* [Task objective] Narrow the data below down to the lines containing "Precipitation".

* [Rows]
•••••

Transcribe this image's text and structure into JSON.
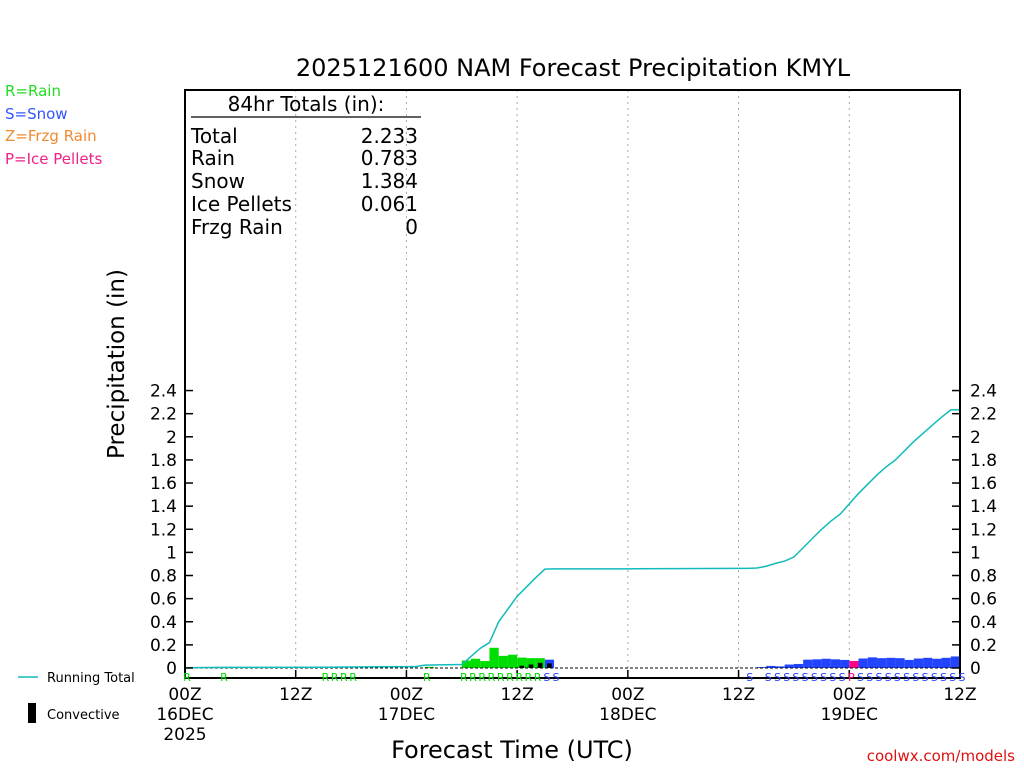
{
  "chart_data": {
    "type": "bar",
    "title": "2025121600 NAM Forecast Precipitation KMYL",
    "ylabel": "Precipitation (in)",
    "xlabel": "Forecast Time (UTC)",
    "ylim": [
      0,
      2.5
    ],
    "xlim_hours": [
      0,
      84
    ],
    "yticks": [
      0,
      0.2,
      0.4,
      0.6,
      0.8,
      1,
      1.2,
      1.4,
      1.6,
      1.8,
      2,
      2.2,
      2.4
    ],
    "ytick_labels": [
      "0",
      "0.2",
      "0.4",
      "0.6",
      "0.8",
      "1",
      "1.2",
      "1.4",
      "1.6",
      "1.8",
      "2",
      "2.2",
      "2.4"
    ],
    "xticks": [
      {
        "hour": 0,
        "label": "00Z",
        "date": "16DEC",
        "year": "2025"
      },
      {
        "hour": 12,
        "label": "12Z",
        "date": "",
        "year": ""
      },
      {
        "hour": 24,
        "label": "00Z",
        "date": "17DEC",
        "year": ""
      },
      {
        "hour": 36,
        "label": "12Z",
        "date": "",
        "year": ""
      },
      {
        "hour": 48,
        "label": "00Z",
        "date": "18DEC",
        "year": ""
      },
      {
        "hour": 60,
        "label": "12Z",
        "date": "",
        "year": ""
      },
      {
        "hour": 72,
        "label": "00Z",
        "date": "19DEC",
        "year": ""
      },
      {
        "hour": 84,
        "label": "12Z",
        "date": "",
        "year": ""
      }
    ],
    "gridlines_hours": [
      12,
      24,
      36,
      48,
      60,
      72
    ],
    "totals_box": {
      "heading": "84hr Totals (in):",
      "rows": [
        {
          "label": "Total",
          "value": "2.233"
        },
        {
          "label": "Rain",
          "value": "0.783"
        },
        {
          "label": "Snow",
          "value": "1.384"
        },
        {
          "label": "Ice Pellets",
          "value": "0.061"
        },
        {
          "label": "Frzg Rain",
          "value": "0"
        }
      ]
    },
    "type_legend": [
      {
        "text": "R=Rain",
        "color": "#22dd22"
      },
      {
        "text": "S=Snow",
        "color": "#3355ff"
      },
      {
        "text": "Z=Frzg Rain",
        "color": "#f08a30"
      },
      {
        "text": "P=Ice Pellets",
        "color": "#ee2288"
      }
    ],
    "series_legend": [
      {
        "text": "Running Total",
        "type": "line",
        "color": "#11bbbb"
      },
      {
        "text": "Convective",
        "type": "bar",
        "color": "#000000"
      }
    ],
    "colors": {
      "rain": "#00dd00",
      "snow": "#2244ff",
      "ice": "#ff0088",
      "frzg": "#f08a30",
      "convective": "#000000",
      "running_total": "#11bbbb",
      "axis": "#000000",
      "grid": "#aaaaaa"
    },
    "bar_width_hours": 1,
    "bars": [
      {
        "hour": 26,
        "type": "R",
        "value": 0.01
      },
      {
        "hour": 30,
        "type": "R",
        "value": 0.065
      },
      {
        "hour": 31,
        "type": "R",
        "value": 0.08
      },
      {
        "hour": 32,
        "type": "R",
        "value": 0.06
      },
      {
        "hour": 33,
        "type": "R",
        "value": 0.175
      },
      {
        "hour": 34,
        "type": "R",
        "value": 0.105
      },
      {
        "hour": 35,
        "type": "R",
        "value": 0.115
      },
      {
        "hour": 36,
        "type": "R",
        "value": 0.09
      },
      {
        "hour": 37,
        "type": "R",
        "value": 0.085
      },
      {
        "hour": 38,
        "type": "R",
        "value": 0.085
      },
      {
        "hour": 39,
        "type": "S",
        "value": 0.072
      },
      {
        "hour": 62,
        "type": "S",
        "value": 0.008
      },
      {
        "hour": 63,
        "type": "S",
        "value": 0.018
      },
      {
        "hour": 64,
        "type": "S",
        "value": 0.014
      },
      {
        "hour": 65,
        "type": "S",
        "value": 0.03
      },
      {
        "hour": 66,
        "type": "S",
        "value": 0.035
      },
      {
        "hour": 67,
        "type": "S",
        "value": 0.072
      },
      {
        "hour": 68,
        "type": "S",
        "value": 0.075
      },
      {
        "hour": 69,
        "type": "S",
        "value": 0.08
      },
      {
        "hour": 70,
        "type": "S",
        "value": 0.075
      },
      {
        "hour": 71,
        "type": "S",
        "value": 0.07
      },
      {
        "hour": 72,
        "type": "P",
        "value": 0.061
      },
      {
        "hour": 73,
        "type": "S",
        "value": 0.082
      },
      {
        "hour": 74,
        "type": "S",
        "value": 0.092
      },
      {
        "hour": 75,
        "type": "S",
        "value": 0.085
      },
      {
        "hour": 76,
        "type": "S",
        "value": 0.088
      },
      {
        "hour": 77,
        "type": "S",
        "value": 0.085
      },
      {
        "hour": 78,
        "type": "S",
        "value": 0.07
      },
      {
        "hour": 79,
        "type": "S",
        "value": 0.082
      },
      {
        "hour": 80,
        "type": "S",
        "value": 0.088
      },
      {
        "hour": 81,
        "type": "S",
        "value": 0.08
      },
      {
        "hour": 82,
        "type": "S",
        "value": 0.088
      },
      {
        "hour": 83,
        "type": "S",
        "value": 0.1
      }
    ],
    "convective_bars": [
      {
        "hour": 36,
        "value": 0.02
      },
      {
        "hour": 37,
        "value": 0.03
      },
      {
        "hour": 38,
        "value": 0.045
      },
      {
        "hour": 39,
        "value": 0.04
      }
    ],
    "type_markers": [
      {
        "hour": 0,
        "letter": "R"
      },
      {
        "hour": 4,
        "letter": "R"
      },
      {
        "hour": 15,
        "letter": "R"
      },
      {
        "hour": 16,
        "letter": "R"
      },
      {
        "hour": 17,
        "letter": "R"
      },
      {
        "hour": 18,
        "letter": "R"
      },
      {
        "hour": 26,
        "letter": "R"
      },
      {
        "hour": 30,
        "letter": "R"
      },
      {
        "hour": 31,
        "letter": "R"
      },
      {
        "hour": 32,
        "letter": "R"
      },
      {
        "hour": 33,
        "letter": "R"
      },
      {
        "hour": 34,
        "letter": "R"
      },
      {
        "hour": 35,
        "letter": "R"
      },
      {
        "hour": 36,
        "letter": "R"
      },
      {
        "hour": 37,
        "letter": "R"
      },
      {
        "hour": 38,
        "letter": "R"
      },
      {
        "hour": 39,
        "letter": "S"
      },
      {
        "hour": 40,
        "letter": "S"
      },
      {
        "hour": 61,
        "letter": "S"
      },
      {
        "hour": 63,
        "letter": "S"
      },
      {
        "hour": 64,
        "letter": "S"
      },
      {
        "hour": 65,
        "letter": "S"
      },
      {
        "hour": 66,
        "letter": "S"
      },
      {
        "hour": 67,
        "letter": "S"
      },
      {
        "hour": 68,
        "letter": "S"
      },
      {
        "hour": 69,
        "letter": "S"
      },
      {
        "hour": 70,
        "letter": "S"
      },
      {
        "hour": 71,
        "letter": "S"
      },
      {
        "hour": 72,
        "letter": "P"
      },
      {
        "hour": 73,
        "letter": "S"
      },
      {
        "hour": 74,
        "letter": "S"
      },
      {
        "hour": 75,
        "letter": "S"
      },
      {
        "hour": 76,
        "letter": "S"
      },
      {
        "hour": 77,
        "letter": "S"
      },
      {
        "hour": 78,
        "letter": "S"
      },
      {
        "hour": 79,
        "letter": "S"
      },
      {
        "hour": 80,
        "letter": "S"
      },
      {
        "hour": 81,
        "letter": "S"
      },
      {
        "hour": 82,
        "letter": "S"
      },
      {
        "hour": 83,
        "letter": "S"
      },
      {
        "hour": 84,
        "letter": "S"
      }
    ],
    "running_total": {
      "hours": [
        0,
        4,
        15,
        24,
        25,
        26,
        30,
        31,
        32,
        33,
        34,
        35,
        36,
        37,
        38,
        39,
        40,
        48,
        60,
        61,
        62,
        63,
        64,
        65,
        66,
        67,
        68,
        69,
        70,
        71,
        72,
        73,
        74,
        75,
        76,
        77,
        78,
        79,
        80,
        81,
        82,
        83,
        84
      ],
      "values": [
        0.002,
        0.005,
        0.007,
        0.012,
        0.012,
        0.025,
        0.03,
        0.1,
        0.17,
        0.22,
        0.4,
        0.51,
        0.62,
        0.7,
        0.78,
        0.855,
        0.858,
        0.858,
        0.862,
        0.862,
        0.865,
        0.88,
        0.905,
        0.925,
        0.96,
        1.04,
        1.12,
        1.2,
        1.27,
        1.33,
        1.42,
        1.51,
        1.59,
        1.67,
        1.74,
        1.8,
        1.88,
        1.96,
        2.03,
        2.1,
        2.17,
        2.233,
        2.233
      ]
    }
  },
  "footer": {
    "site": "coolwx.com/models"
  }
}
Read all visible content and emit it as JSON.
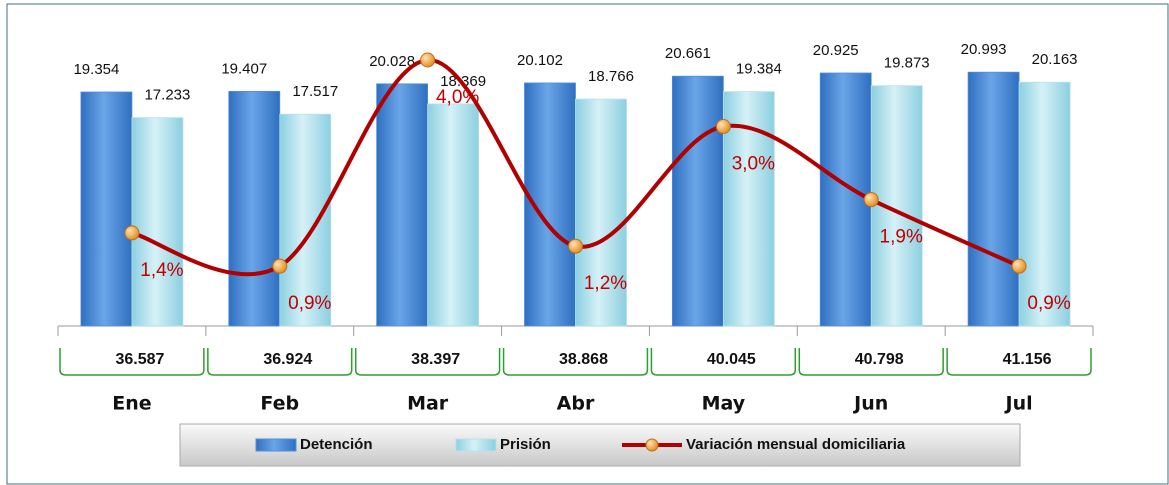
{
  "chart_data": {
    "type": "bar",
    "categories": [
      "Ene",
      "Feb",
      "Mar",
      "Abr",
      "May",
      "Jun",
      "Jul"
    ],
    "series": [
      {
        "name": "Detención",
        "color": "#4f8fd9",
        "values": [
          19354,
          19407,
          20028,
          20102,
          20661,
          20925,
          20993
        ],
        "value_labels": [
          "19.354",
          "19.407",
          "20.028",
          "20.102",
          "20.661",
          "20.925",
          "20.993"
        ]
      },
      {
        "name": "Prisión",
        "color": "#b4e2ee",
        "values": [
          17233,
          17517,
          18369,
          18766,
          19384,
          19873,
          20163
        ],
        "value_labels": [
          "17.233",
          "17.517",
          "18.369",
          "18.766",
          "19.384",
          "19.873",
          "20.163"
        ]
      },
      {
        "name": "Variación mensual domiciliaria",
        "type": "line",
        "axis": "y2",
        "color": "#b00000",
        "values": [
          1.4,
          0.9,
          4.0,
          1.2,
          3.0,
          1.9,
          0.9
        ],
        "value_labels": [
          "1,4%",
          "0,9%",
          "4,0%",
          "1,2%",
          "3,0%",
          "1,9%",
          "0,9%"
        ]
      }
    ],
    "totals": [
      {
        "value": 36587,
        "label": "36.587"
      },
      {
        "value": 36924,
        "label": "36.924"
      },
      {
        "value": 38397,
        "label": "38.397"
      },
      {
        "value": 38868,
        "label": "38.868"
      },
      {
        "value": 40045,
        "label": "40.045"
      },
      {
        "value": 40798,
        "label": "40.798"
      },
      {
        "value": 41156,
        "label": "41.156"
      }
    ],
    "ylim": [
      0,
      22000
    ],
    "y2lim": [
      0,
      4
    ],
    "legend": "bottom"
  }
}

•••••

* [Answer in full]
    "title": "2025121600 NAM Forecast Precipitation KMYL",
    "ylabel": "Precipitation (in)",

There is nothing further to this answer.